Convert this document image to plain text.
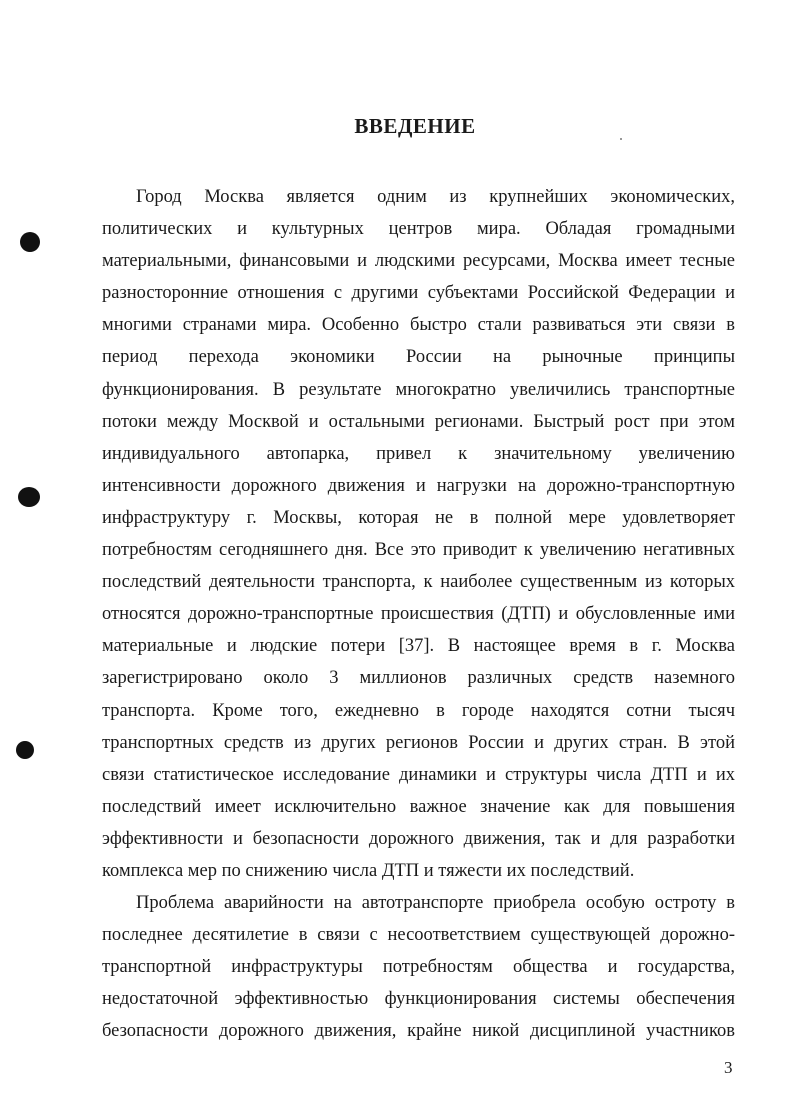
ВВЕДЕНИЕ
Город Москва является одним из крупнейших экономических,
политических и культурных центров мира. Обладая громадными
материальными, финансовыми и людскими ресурсами, Москва имеет тесные
разносторонние отношения с другими субъектами Российской Федерации и
многими странами мира. Особенно быстро стали развиваться эти связи в
период перехода экономики России на рыночные принципы
функционирования. В результате многократно увеличились транспортные
потоки между Москвой и остальными регионами. Быстрый рост при этом
индивидуального автопарка, привел к значительному увеличению
интенсивности дорожного движения и нагрузки на дорожно-транспортную
инфраструктуру г. Москвы, которая не в полной мере удовлетворяет
потребностям сегодняшнего дня. Все это приводит к увеличению негативных
последствий деятельности транспорта, к наиболее существенным из которых
относятся дорожно-транспортные происшествия (ДТП) и обусловленные ими
материальные и людские потери [37]. В настоящее время в г. Москва
зарегистрировано около 3 миллионов различных средств наземного
транспорта. Кроме того, ежедневно в городе находятся сотни тысяч
транспортных средств из других регионов России и других стран. В этой
связи статистическое исследование динамики и структуры числа ДТП и их
последствий имеет исключительно важное значение как для повышения
эффективности и безопасности дорожного движения, так и для разработки
комплекса мер по снижению числа ДТП и тяжести их последствий.
Проблема аварийности на автотранспорте приобрела особую остроту в
последнее десятилетие в связи с несоответствием существующей дорожно-
транспортной инфраструктуры потребностям общества и государства,
недостаточной эффективностью функционирования системы обеспечения
безопасности дорожного движения, крайне никой дисциплиной участников
3
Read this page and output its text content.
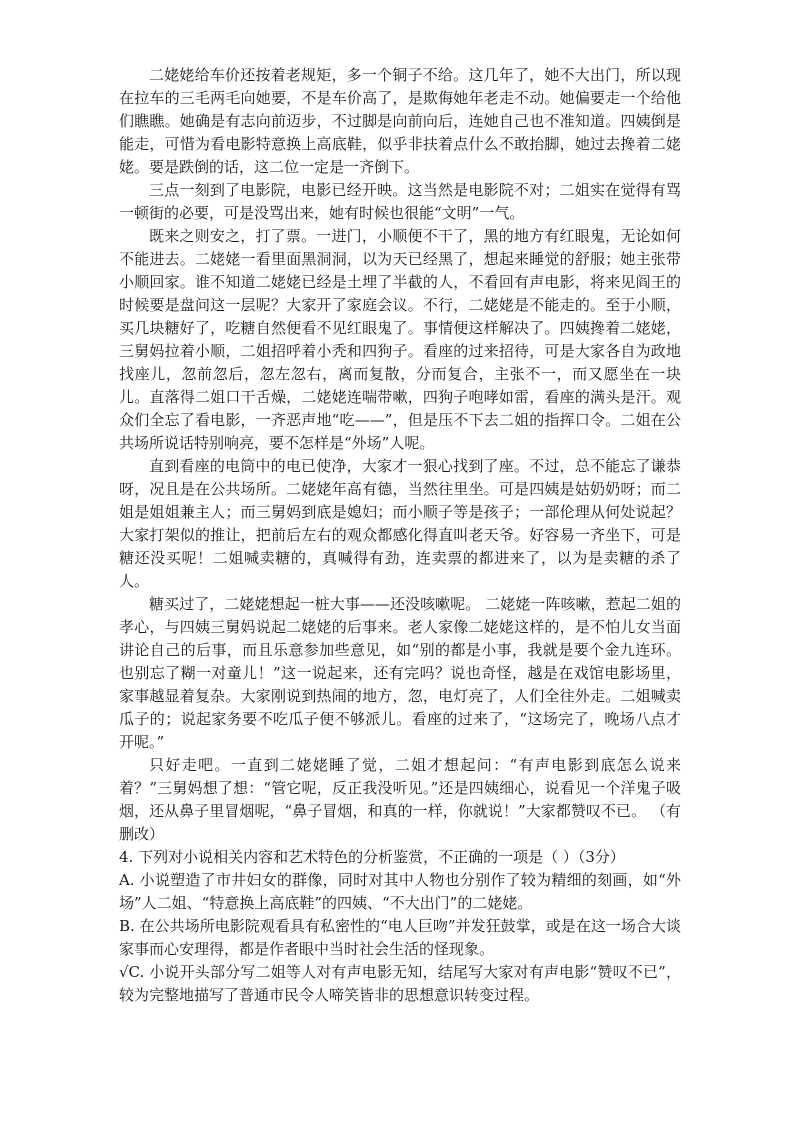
二姥姥给车价还按着老规矩，多一个铜子不给。这几年了，她不大出门，所以现在拉车的三毛两毛向她要，不是车价高了，是欺侮她年老走不动。她偏要走一个给他们瞧瞧。她确是有志向前迈步，不过脚是向前向后，连她自己也不准知道。四姨倒是能走，可惜为看电影特意换上高底鞋，似乎非扶着点什么不敢抬脚，她过去搀着二姥姥。要是跌倒的话，这二位一定是一齐倒下。

三点一刻到了电影院，电影已经开映。这当然是电影院不对；二姐实在觉得有骂一顿街的必要，可是没骂出来，她有时候也很能“文明”一气。

既来之则安之，打了票。一进门，小顺便不干了，黑的地方有红眼鬼，无论如何不能进去。二姥姥一看里面黑洞洞，以为天已经黑了，想起来睡觉的舒服；她主张带小顺回家。谁不知道二姥姥已经是土埋了半截的人，不看回有声电影，将来见阎王的时候要是盘问这一层呢？大家开了家庭会议。不行，二姥姥是不能走的。至于小顺，买几块糖好了，吃糖自然便看不见红眼鬼了。事情便这样解决了。四姨搀着二姥姥，三舅妈拉着小顺，二姐招呼着小秃和四狗子。看座的过来招待，可是大家各自为政地找座儿，忽前忽后，忽左忽右，离而复散，分而复合，主张不一，而又愿坐在一块儿。直落得二姐口干舌燥，二姥姥连喘带嗽，四狗子咆哮如雷，看座的满头是汗。观众们全忘了看电影，一齐恶声地“吃——”，但是压不下去二姐的指挥口令。二姐在公共场所说话特别响亮，要不怎样是“外场”人呢。

直到看座的电筒中的电已使净，大家才一狠心找到了座。不过，总不能忘了谦恭呀，况且是在公共场所。二姥姥年高有德，当然往里坐。可是四姨是姑奶奶呀；而二姐是姐姐兼主人；而三舅妈到底是媳妇；而小顺子等是孩子；一部伦理从何处说起？大家打架似的推让，把前后左右的观众都感化得直叫老天爷。好容易一齐坐下，可是糖还没买呢！二姐喊卖糖的，真喊得有劲，连卖票的都进来了，以为是卖糖的杀了人。

糖买过了，二姥姥想起一桩大事——还没咳嗽呢。 二姥姥一阵咳嗽，惹起二姐的孝心，与四姨三舅妈说起二姥姥的后事来。老人家像二姥姥这样的，是不怕儿女当面讲论自己的后事，而且乐意参加些意见，如“别的都是小事，我就是要个金九连环。也别忘了糊一对童儿！”这一说起来，还有完吗？说也奇怪，越是在戏馆电影场里，家事越显着复杂。大家刚说到热闹的地方，忽，电灯亮了，人们全往外走。二姐喊卖瓜子的；说起家务要不吃瓜子便不够派儿。看座的过来了，“这场完了，晚场八点才开呢。”

只好走吧。一直到二姥姥睡了觉，二姐才想起问：“有声电影到底怎么说来着？”三舅妈想了想：“管它呢，反正我没听见。”还是四姨细心，说看见一个洋鬼子吸烟，还从鼻子里冒烟呢，“鼻子冒烟，和真的一样，你就说！”大家都赞叹不已。 （有删改）

4. 下列对小说相关内容和艺术特色的分析鉴赏，不正确的一项是（ ）（3分）

A. 小说塑造了市井妇女的群像，同时对其中人物也分别作了较为精细的刻画，如“外场”人二姐、“特意换上高底鞋”的四姨、“不大出门”的二姥姥。

B. 在公共场所电影院观看具有私密性的“电人巨吻”并发狂鼓掌，或是在这一场合大谈家事而心安理得，都是作者眼中当时社会生活的怪现象。

√C. 小说开头部分写二姐等人对有声电影无知，结尾写大家对有声电影“赞叹不已”，较为完整地描写了普通市民令人啼笑皆非的思想意识转变过程。
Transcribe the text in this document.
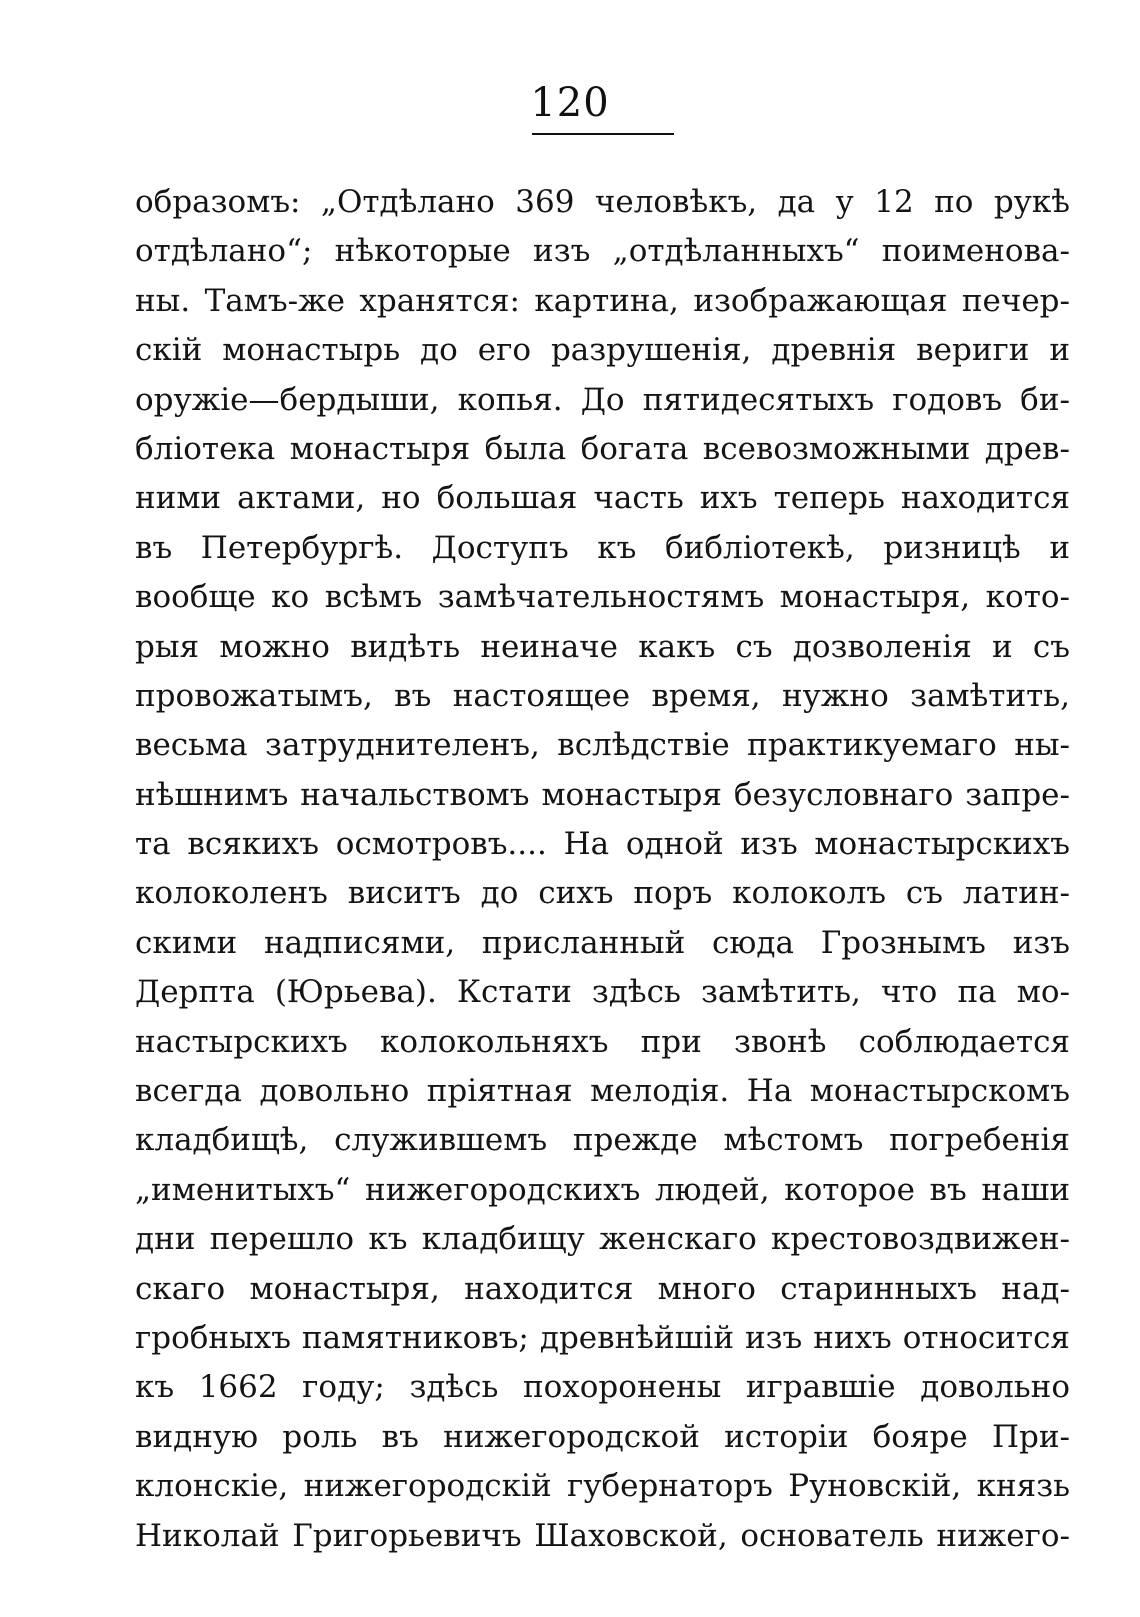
120
образомъ: „Отдѣлано 369 человѣкъ, да у 12 по рукѣ
отдѣлано“; нѣкоторые изъ „отдѣланныхъ“ поименова-
ны. Тамъ-же хранятся: картина, изображающая печер-
скій монастырь до его разрушенія, древнія вериги и
оружіе—бердыши, копья. До пятидесятыхъ годовъ би-
бліотека монастыря была богата всевозможными древ-
ними актами, но большая часть ихъ теперь находится
въ Петербургѣ. Доступъ къ библіотекѣ, ризницѣ и
вообще ко всѣмъ замѣчательностямъ монастыря, кото-
рыя можно видѣть неиначе какъ съ дозволенія и съ
провожатымъ, въ настоящее время, нужно замѣтить,
весьма затруднителенъ, вслѣдствіе практикуемаго ны-
нѣшнимъ начальствомъ монастыря безусловнаго запре-
та всякихъ осмотровъ.... На одной изъ монастырскихъ
колоколенъ виситъ до сихъ поръ колоколъ съ латин-
скими надписями, присланный сюда Грознымъ изъ
Дерпта (Юрьева). Кстати здѣсь замѣтить, что па мо-
настырскихъ колокольняхъ при звонѣ соблюдается
всегда довольно пріятная мелодія. На монастырскомъ
кладбищѣ, служившемъ прежде мѣстомъ погребенія
„именитыхъ“ нижегородскихъ людей, которое въ наши
дни перешло къ кладбищу женскаго крестовоздвижен-
скаго монастыря, находится много старинныхъ над-
гробныхъ памятниковъ; древнѣйшій изъ нихъ относится
къ 1662 году; здѣсь похоронены игравшіе довольно
видную роль въ нижегородской исторіи бояре При-
клонскіе, нижегородскій губернаторъ Руновскій, князь
Николай Григорьевичъ Шаховской, основатель нижего-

───

» **What you have to do**:
Gather each line from the listing above that holds "довольно".

» **Full response**:
всегда довольно пріятная мелодія. На монастырскомъ
къ 1662 году; здѣсь похоронены игравшіе довольно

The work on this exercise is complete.